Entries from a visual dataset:
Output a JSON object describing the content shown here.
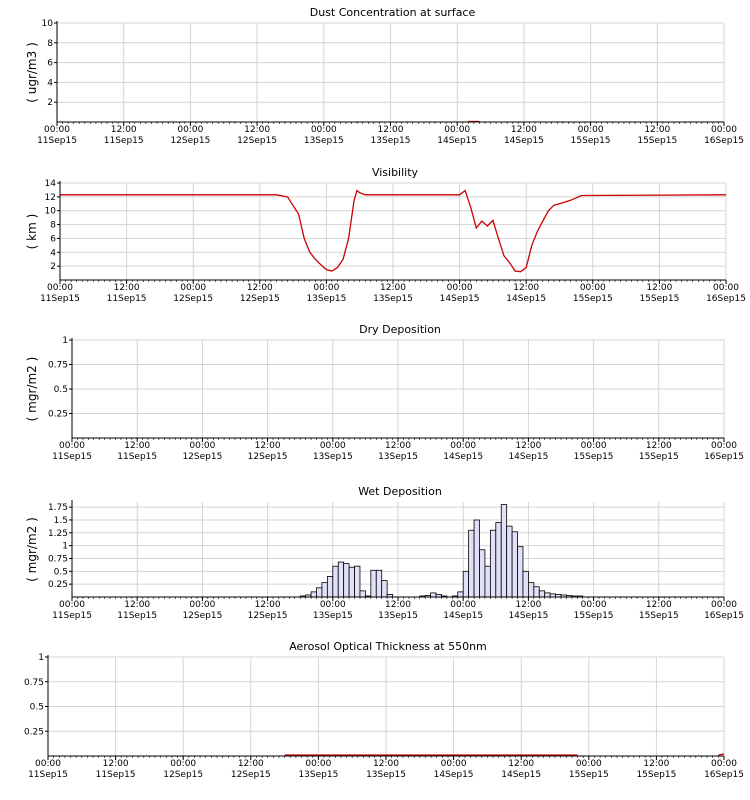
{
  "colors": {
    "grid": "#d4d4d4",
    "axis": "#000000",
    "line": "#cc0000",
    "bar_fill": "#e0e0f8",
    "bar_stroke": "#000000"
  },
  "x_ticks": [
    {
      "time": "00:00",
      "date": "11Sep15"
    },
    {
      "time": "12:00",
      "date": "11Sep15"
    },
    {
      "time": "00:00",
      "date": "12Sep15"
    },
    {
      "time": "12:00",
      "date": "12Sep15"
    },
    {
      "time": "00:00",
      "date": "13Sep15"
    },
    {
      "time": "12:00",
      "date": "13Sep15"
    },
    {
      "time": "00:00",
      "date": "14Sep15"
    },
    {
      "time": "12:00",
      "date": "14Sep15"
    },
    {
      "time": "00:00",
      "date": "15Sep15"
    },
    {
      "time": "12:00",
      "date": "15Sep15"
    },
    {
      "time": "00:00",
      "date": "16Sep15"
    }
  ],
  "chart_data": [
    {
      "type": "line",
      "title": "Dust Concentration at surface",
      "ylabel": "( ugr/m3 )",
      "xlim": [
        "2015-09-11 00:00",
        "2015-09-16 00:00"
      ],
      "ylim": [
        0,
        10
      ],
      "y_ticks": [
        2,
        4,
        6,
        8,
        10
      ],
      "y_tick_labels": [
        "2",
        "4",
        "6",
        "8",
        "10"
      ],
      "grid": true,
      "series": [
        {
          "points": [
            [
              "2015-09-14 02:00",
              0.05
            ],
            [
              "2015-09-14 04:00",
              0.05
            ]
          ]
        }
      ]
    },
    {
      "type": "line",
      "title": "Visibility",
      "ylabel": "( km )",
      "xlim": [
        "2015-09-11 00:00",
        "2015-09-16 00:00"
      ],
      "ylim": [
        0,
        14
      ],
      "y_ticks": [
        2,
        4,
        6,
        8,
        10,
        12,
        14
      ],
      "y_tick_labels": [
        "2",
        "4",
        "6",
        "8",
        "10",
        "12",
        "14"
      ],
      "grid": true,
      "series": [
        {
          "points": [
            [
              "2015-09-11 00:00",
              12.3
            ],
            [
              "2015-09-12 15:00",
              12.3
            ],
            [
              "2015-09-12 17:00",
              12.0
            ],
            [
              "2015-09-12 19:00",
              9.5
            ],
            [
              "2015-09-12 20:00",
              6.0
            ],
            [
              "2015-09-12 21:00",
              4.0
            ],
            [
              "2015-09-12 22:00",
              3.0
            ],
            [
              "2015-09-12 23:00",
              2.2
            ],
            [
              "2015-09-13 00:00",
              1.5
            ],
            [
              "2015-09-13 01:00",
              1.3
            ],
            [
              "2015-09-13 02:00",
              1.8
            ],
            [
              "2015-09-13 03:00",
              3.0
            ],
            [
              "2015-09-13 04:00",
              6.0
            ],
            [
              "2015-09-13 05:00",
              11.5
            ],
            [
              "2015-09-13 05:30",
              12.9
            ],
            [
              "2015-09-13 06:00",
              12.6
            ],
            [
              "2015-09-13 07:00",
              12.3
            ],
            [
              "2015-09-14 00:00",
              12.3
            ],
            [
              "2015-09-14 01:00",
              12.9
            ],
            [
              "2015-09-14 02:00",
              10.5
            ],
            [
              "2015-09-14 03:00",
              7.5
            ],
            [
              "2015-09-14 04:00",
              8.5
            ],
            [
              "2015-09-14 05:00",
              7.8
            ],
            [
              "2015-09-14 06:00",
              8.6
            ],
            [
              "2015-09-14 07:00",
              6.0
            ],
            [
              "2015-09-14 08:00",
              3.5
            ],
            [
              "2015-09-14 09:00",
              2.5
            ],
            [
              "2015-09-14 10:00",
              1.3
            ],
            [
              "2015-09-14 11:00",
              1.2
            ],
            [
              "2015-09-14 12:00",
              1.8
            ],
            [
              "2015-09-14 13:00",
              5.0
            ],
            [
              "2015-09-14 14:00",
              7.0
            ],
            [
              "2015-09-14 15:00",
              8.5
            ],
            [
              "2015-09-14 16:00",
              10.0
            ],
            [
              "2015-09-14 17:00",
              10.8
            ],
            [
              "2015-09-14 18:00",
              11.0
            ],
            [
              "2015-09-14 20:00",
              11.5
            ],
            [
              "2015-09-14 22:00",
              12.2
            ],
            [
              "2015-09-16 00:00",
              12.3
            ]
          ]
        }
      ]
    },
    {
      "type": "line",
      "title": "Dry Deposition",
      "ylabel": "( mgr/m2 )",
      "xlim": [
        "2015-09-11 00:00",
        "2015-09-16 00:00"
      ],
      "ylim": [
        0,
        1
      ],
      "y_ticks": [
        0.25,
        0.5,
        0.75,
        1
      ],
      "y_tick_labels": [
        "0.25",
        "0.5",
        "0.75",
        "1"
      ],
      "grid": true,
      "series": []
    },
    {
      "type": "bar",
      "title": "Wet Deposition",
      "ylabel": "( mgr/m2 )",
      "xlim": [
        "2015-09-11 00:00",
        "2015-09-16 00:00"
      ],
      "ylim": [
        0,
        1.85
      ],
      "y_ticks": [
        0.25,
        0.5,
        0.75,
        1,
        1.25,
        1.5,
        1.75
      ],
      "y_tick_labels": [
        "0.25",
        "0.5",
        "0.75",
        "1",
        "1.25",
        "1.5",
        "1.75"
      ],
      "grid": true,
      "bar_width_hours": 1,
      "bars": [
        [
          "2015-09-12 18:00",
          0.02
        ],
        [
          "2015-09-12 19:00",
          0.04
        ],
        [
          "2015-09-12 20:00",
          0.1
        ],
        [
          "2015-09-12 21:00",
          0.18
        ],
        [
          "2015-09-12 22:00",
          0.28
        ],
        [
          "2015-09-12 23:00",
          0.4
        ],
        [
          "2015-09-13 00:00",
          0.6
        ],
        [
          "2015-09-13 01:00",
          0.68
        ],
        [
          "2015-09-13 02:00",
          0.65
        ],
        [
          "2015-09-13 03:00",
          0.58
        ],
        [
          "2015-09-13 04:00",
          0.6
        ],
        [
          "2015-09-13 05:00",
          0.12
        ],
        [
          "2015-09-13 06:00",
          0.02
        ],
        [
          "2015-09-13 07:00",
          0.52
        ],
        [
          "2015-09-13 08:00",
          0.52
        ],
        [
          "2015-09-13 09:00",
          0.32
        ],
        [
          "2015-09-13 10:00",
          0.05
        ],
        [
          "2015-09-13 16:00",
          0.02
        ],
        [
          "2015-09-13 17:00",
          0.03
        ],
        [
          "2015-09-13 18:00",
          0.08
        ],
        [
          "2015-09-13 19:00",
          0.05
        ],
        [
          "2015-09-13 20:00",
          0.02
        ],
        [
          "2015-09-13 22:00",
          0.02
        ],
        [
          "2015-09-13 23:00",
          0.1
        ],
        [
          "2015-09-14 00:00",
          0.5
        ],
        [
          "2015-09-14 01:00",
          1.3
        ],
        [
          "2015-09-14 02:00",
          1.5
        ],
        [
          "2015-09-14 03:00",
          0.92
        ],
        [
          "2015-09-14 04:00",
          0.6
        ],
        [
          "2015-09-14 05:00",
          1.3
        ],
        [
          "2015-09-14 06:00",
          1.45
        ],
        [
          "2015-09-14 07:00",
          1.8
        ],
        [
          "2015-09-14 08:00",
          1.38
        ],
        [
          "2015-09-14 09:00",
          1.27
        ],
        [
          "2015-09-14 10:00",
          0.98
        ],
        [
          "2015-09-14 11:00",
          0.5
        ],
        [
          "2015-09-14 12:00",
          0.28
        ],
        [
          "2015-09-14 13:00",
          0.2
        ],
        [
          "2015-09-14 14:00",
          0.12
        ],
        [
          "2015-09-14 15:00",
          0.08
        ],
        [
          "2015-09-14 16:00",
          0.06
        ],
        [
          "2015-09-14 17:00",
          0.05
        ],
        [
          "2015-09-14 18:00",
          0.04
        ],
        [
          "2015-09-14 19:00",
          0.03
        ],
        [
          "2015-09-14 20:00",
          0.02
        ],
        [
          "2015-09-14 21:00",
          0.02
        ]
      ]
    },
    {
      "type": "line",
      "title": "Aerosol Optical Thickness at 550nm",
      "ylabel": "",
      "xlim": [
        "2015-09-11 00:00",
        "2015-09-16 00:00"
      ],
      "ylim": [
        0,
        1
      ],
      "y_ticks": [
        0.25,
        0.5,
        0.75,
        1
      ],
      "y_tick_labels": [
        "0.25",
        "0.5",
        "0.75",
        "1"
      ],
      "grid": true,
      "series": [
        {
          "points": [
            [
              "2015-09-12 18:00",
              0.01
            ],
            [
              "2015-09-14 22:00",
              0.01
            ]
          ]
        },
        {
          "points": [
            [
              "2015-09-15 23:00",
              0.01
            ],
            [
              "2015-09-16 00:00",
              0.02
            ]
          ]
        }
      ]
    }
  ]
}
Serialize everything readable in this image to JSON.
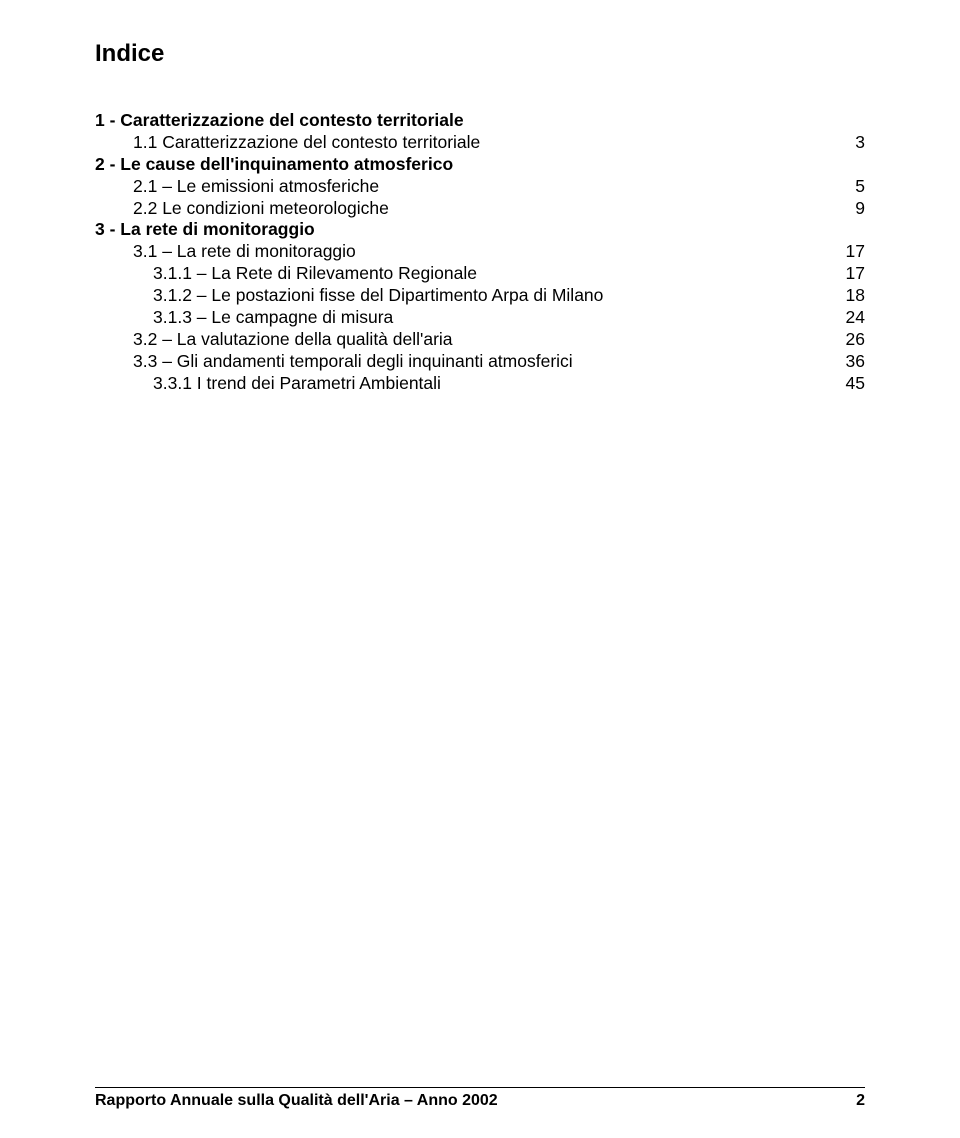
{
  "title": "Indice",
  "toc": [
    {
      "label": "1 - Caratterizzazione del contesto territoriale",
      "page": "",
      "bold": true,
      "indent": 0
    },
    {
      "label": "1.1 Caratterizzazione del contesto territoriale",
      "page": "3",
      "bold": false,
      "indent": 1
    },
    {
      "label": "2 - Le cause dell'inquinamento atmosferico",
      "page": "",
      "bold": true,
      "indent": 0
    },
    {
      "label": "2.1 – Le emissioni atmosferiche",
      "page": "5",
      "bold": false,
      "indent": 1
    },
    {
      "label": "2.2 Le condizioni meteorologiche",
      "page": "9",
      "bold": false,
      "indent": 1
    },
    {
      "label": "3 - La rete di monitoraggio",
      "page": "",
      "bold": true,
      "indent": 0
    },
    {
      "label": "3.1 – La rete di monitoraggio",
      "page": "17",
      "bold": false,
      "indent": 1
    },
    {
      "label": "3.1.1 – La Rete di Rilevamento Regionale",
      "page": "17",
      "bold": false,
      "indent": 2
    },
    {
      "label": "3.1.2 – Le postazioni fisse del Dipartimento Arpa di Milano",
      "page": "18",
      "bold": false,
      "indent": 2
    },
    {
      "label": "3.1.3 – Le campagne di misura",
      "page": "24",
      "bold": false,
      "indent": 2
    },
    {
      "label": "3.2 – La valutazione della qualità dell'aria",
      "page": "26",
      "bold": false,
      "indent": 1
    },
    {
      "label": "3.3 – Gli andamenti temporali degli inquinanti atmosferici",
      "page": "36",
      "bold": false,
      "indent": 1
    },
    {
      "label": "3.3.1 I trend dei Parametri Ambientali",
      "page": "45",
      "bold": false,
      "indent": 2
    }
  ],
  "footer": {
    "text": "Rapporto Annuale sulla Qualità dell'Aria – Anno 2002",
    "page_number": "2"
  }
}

Direction.
Collect each line holding the string "title".

Expected output.
      "title": "Dust Concentration at surface",
      "title": "Visibility",
      "title": "Dry Deposition",
      "title": "Wet Deposition",
      "title": "Aerosol Optical Thickness at 550nm",
  "title": "Indice",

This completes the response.